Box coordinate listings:
────────

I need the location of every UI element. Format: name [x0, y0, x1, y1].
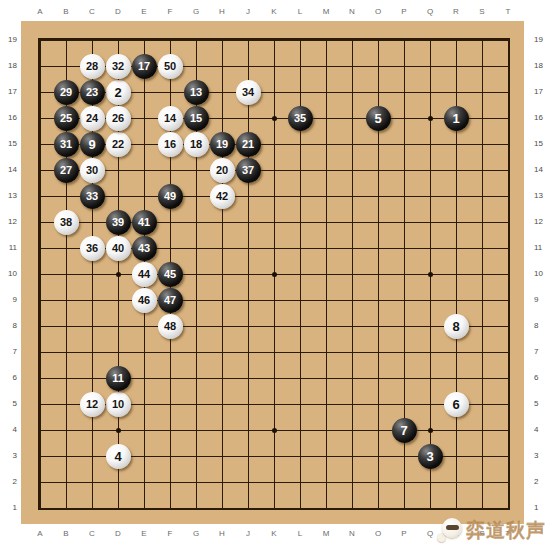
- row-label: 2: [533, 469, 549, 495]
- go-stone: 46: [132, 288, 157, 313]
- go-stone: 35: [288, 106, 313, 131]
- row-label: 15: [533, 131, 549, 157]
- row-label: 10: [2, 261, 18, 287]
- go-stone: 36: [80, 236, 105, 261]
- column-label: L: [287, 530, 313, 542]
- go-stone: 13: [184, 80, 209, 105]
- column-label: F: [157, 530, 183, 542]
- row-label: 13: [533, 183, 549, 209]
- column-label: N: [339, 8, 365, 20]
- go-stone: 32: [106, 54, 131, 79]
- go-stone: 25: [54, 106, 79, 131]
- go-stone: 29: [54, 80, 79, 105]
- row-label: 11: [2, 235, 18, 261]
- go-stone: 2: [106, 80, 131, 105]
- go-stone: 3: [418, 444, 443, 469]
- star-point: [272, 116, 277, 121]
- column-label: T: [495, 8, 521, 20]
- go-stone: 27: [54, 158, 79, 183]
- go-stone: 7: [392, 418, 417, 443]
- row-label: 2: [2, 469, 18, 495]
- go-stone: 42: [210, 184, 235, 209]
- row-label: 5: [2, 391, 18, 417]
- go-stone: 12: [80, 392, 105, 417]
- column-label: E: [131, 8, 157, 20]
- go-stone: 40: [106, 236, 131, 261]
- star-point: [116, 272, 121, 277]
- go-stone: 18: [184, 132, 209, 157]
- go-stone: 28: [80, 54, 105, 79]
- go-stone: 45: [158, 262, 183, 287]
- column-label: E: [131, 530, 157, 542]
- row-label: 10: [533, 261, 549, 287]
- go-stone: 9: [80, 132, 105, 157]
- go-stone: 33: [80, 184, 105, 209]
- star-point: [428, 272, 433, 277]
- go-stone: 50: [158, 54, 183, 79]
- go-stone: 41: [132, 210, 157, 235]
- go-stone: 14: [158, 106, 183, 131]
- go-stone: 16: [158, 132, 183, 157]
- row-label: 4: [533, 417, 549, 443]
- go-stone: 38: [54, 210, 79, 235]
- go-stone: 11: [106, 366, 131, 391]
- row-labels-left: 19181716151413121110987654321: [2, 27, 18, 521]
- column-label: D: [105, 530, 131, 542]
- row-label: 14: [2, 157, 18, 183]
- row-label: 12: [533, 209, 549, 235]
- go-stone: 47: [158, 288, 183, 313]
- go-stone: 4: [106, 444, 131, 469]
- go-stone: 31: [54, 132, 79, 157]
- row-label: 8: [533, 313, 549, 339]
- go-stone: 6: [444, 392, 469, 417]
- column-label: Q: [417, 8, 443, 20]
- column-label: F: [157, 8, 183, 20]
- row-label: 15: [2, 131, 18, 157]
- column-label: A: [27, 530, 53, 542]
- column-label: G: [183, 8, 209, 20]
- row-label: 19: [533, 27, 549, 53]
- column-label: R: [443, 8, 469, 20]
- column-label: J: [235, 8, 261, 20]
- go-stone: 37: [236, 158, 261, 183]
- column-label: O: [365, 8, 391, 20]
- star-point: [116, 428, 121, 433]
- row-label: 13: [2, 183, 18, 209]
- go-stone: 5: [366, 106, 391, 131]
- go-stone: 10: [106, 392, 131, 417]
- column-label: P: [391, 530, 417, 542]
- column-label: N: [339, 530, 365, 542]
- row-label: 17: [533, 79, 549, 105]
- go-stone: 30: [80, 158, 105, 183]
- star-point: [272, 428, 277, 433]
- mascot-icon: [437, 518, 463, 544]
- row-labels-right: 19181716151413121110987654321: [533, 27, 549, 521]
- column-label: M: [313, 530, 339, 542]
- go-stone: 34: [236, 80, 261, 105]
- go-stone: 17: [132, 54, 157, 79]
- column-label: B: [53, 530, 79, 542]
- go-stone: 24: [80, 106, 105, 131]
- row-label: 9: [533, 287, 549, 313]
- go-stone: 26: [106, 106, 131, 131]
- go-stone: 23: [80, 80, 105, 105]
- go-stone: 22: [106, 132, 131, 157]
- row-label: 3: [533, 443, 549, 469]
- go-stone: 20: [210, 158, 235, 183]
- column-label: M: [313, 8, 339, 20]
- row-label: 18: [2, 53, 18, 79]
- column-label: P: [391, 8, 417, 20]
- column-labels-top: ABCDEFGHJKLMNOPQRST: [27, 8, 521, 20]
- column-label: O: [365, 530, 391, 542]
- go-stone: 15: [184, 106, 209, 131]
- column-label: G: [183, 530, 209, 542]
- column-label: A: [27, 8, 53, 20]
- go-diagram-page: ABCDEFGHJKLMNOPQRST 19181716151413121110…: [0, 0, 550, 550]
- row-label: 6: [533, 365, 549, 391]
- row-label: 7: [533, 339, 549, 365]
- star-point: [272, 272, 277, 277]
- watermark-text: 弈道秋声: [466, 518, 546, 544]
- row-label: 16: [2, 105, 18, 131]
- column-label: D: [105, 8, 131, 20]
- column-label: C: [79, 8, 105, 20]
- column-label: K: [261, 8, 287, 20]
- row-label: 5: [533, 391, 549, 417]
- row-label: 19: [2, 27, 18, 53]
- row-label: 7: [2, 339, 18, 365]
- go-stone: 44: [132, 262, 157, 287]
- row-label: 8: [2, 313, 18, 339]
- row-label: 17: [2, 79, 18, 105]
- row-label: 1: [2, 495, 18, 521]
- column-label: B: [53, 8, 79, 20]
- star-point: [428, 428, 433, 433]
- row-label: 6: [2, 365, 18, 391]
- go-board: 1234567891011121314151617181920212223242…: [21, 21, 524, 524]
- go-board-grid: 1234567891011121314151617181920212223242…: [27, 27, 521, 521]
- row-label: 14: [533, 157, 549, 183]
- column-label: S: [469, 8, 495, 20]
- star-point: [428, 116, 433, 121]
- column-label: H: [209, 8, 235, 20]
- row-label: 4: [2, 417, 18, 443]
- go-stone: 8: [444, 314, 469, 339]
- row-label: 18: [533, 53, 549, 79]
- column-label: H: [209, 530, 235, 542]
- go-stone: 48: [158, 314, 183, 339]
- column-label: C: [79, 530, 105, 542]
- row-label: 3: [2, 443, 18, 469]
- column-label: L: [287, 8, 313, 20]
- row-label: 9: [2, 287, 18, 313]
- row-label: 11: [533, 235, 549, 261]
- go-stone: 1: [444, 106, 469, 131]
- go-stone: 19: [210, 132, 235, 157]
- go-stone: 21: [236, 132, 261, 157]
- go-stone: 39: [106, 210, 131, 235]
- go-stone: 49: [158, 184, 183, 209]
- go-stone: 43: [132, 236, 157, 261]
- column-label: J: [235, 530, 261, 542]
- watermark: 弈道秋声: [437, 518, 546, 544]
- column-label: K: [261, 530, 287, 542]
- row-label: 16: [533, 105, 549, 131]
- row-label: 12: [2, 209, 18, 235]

────────

■ What to work on ■
Could you reproduce all of the records above line for line, without the pictures?

■ Solved exercise ■
I need the location of every UI element. Format: name [x0, y0, x1, y1].
- row-label: 2: [533, 469, 549, 495]
- go-stone: 46: [132, 288, 157, 313]
- go-stone: 35: [288, 106, 313, 131]
- row-label: 15: [533, 131, 549, 157]
- row-label: 10: [2, 261, 18, 287]
- go-stone: 36: [80, 236, 105, 261]
- column-label: L: [287, 530, 313, 542]
- go-stone: 13: [184, 80, 209, 105]
- column-label: F: [157, 530, 183, 542]
- row-label: 13: [533, 183, 549, 209]
- column-label: N: [339, 8, 365, 20]
- go-stone: 32: [106, 54, 131, 79]
- go-stone: 25: [54, 106, 79, 131]
- go-stone: 29: [54, 80, 79, 105]
- row-label: 11: [2, 235, 18, 261]
- go-stone: 2: [106, 80, 131, 105]
- go-stone: 3: [418, 444, 443, 469]
- star-point: [272, 116, 277, 121]
- column-label: T: [495, 8, 521, 20]
- go-stone: 27: [54, 158, 79, 183]
- go-stone: 7: [392, 418, 417, 443]
- row-label: 2: [2, 469, 18, 495]
- go-stone: 42: [210, 184, 235, 209]
- row-label: 5: [2, 391, 18, 417]
- go-stone: 12: [80, 392, 105, 417]
- column-label: E: [131, 8, 157, 20]
- go-stone: 40: [106, 236, 131, 261]
- star-point: [116, 272, 121, 277]
- go-stone: 18: [184, 132, 209, 157]
- go-stone: 28: [80, 54, 105, 79]
- go-stone: 45: [158, 262, 183, 287]
- column-label: E: [131, 530, 157, 542]
- row-label: 10: [533, 261, 549, 287]
- go-stone: 9: [80, 132, 105, 157]
- go-stone: 33: [80, 184, 105, 209]
- star-point: [428, 272, 433, 277]
- go-stone: 50: [158, 54, 183, 79]
- go-stone: 41: [132, 210, 157, 235]
- go-stone: 14: [158, 106, 183, 131]
- go-stone: 16: [158, 132, 183, 157]
- row-label: 4: [533, 417, 549, 443]
- go-stone: 38: [54, 210, 79, 235]
- go-stone: 11: [106, 366, 131, 391]
- row-labels-left: 19181716151413121110987654321: [2, 27, 18, 521]
- column-label: D: [105, 530, 131, 542]
- row-label: 14: [2, 157, 18, 183]
- row-label: 12: [533, 209, 549, 235]
- go-stone: 47: [158, 288, 183, 313]
- go-stone: 4: [106, 444, 131, 469]
- go-stone: 31: [54, 132, 79, 157]
- row-label: 8: [533, 313, 549, 339]
- go-stone: 6: [444, 392, 469, 417]
- column-label: Q: [417, 8, 443, 20]
- column-label: F: [157, 8, 183, 20]
- row-label: 15: [2, 131, 18, 157]
- column-label: A: [27, 530, 53, 542]
- column-label: G: [183, 8, 209, 20]
- row-label: 19: [533, 27, 549, 53]
- column-label: R: [443, 8, 469, 20]
- column-label: J: [235, 8, 261, 20]
- go-stone: 37: [236, 158, 261, 183]
- column-label: O: [365, 8, 391, 20]
- star-point: [116, 428, 121, 433]
- row-label: 13: [2, 183, 18, 209]
- go-stone: 5: [366, 106, 391, 131]
- go-stone: 10: [106, 392, 131, 417]
- column-label: P: [391, 530, 417, 542]
- column-label: N: [339, 530, 365, 542]
- row-label: 17: [533, 79, 549, 105]
- go-stone: 30: [80, 158, 105, 183]
- star-point: [272, 428, 277, 433]
- mascot-icon: [437, 518, 463, 544]
- row-labels-right: 19181716151413121110987654321: [533, 27, 549, 521]
- column-label: M: [313, 530, 339, 542]
- go-stone: 34: [236, 80, 261, 105]
- go-stone: 17: [132, 54, 157, 79]
- column-label: B: [53, 530, 79, 542]
- go-stone: 24: [80, 106, 105, 131]
- row-label: 9: [533, 287, 549, 313]
- go-stone: 26: [106, 106, 131, 131]
- go-stone: 23: [80, 80, 105, 105]
- go-stone: 22: [106, 132, 131, 157]
- row-label: 3: [533, 443, 549, 469]
- go-stone: 20: [210, 158, 235, 183]
- column-label: M: [313, 8, 339, 20]
- row-label: 18: [2, 53, 18, 79]
- column-label: P: [391, 8, 417, 20]
- column-labels-top: ABCDEFGHJKLMNOPQRST: [27, 8, 521, 20]
- column-label: O: [365, 530, 391, 542]
- go-stone: 15: [184, 106, 209, 131]
- column-label: G: [183, 530, 209, 542]
- column-label: A: [27, 8, 53, 20]
- go-diagram-page: ABCDEFGHJKLMNOPQRST 19181716151413121110…: [0, 0, 550, 550]
- row-label: 6: [533, 365, 549, 391]
- row-label: 7: [533, 339, 549, 365]
- star-point: [272, 272, 277, 277]
- watermark-text: 弈道秋声: [466, 518, 546, 544]
- row-label: 16: [2, 105, 18, 131]
- column-label: D: [105, 8, 131, 20]
- column-label: C: [79, 8, 105, 20]
- column-label: K: [261, 8, 287, 20]
- row-label: 5: [533, 391, 549, 417]
- row-label: 19: [2, 27, 18, 53]
- row-label: 7: [2, 339, 18, 365]
- go-stone: 44: [132, 262, 157, 287]
- row-label: 8: [2, 313, 18, 339]
- row-label: 17: [2, 79, 18, 105]
- row-label: 1: [2, 495, 18, 521]
- column-label: B: [53, 8, 79, 20]
- star-point: [428, 428, 433, 433]
- row-label: 6: [2, 365, 18, 391]
- go-board: 1234567891011121314151617181920212223242…: [21, 21, 524, 524]
- go-board-grid: 1234567891011121314151617181920212223242…: [27, 27, 521, 521]
- row-label: 14: [533, 157, 549, 183]
- column-label: S: [469, 8, 495, 20]
- star-point: [428, 116, 433, 121]
- column-label: H: [209, 8, 235, 20]
- row-label: 4: [2, 417, 18, 443]
- go-stone: 8: [444, 314, 469, 339]
- row-label: 18: [533, 53, 549, 79]
- column-label: H: [209, 530, 235, 542]
- go-stone: 48: [158, 314, 183, 339]
- column-label: C: [79, 530, 105, 542]
- row-label: 3: [2, 443, 18, 469]
- column-label: L: [287, 8, 313, 20]
- row-label: 9: [2, 287, 18, 313]
- row-label: 11: [533, 235, 549, 261]
- go-stone: 1: [444, 106, 469, 131]
- go-stone: 19: [210, 132, 235, 157]
- go-stone: 21: [236, 132, 261, 157]
- go-stone: 39: [106, 210, 131, 235]
- go-stone: 49: [158, 184, 183, 209]
- go-stone: 43: [132, 236, 157, 261]
- column-label: J: [235, 530, 261, 542]
- watermark: 弈道秋声: [437, 518, 546, 544]
- column-label: K: [261, 530, 287, 542]
- row-label: 16: [533, 105, 549, 131]
- row-label: 12: [2, 209, 18, 235]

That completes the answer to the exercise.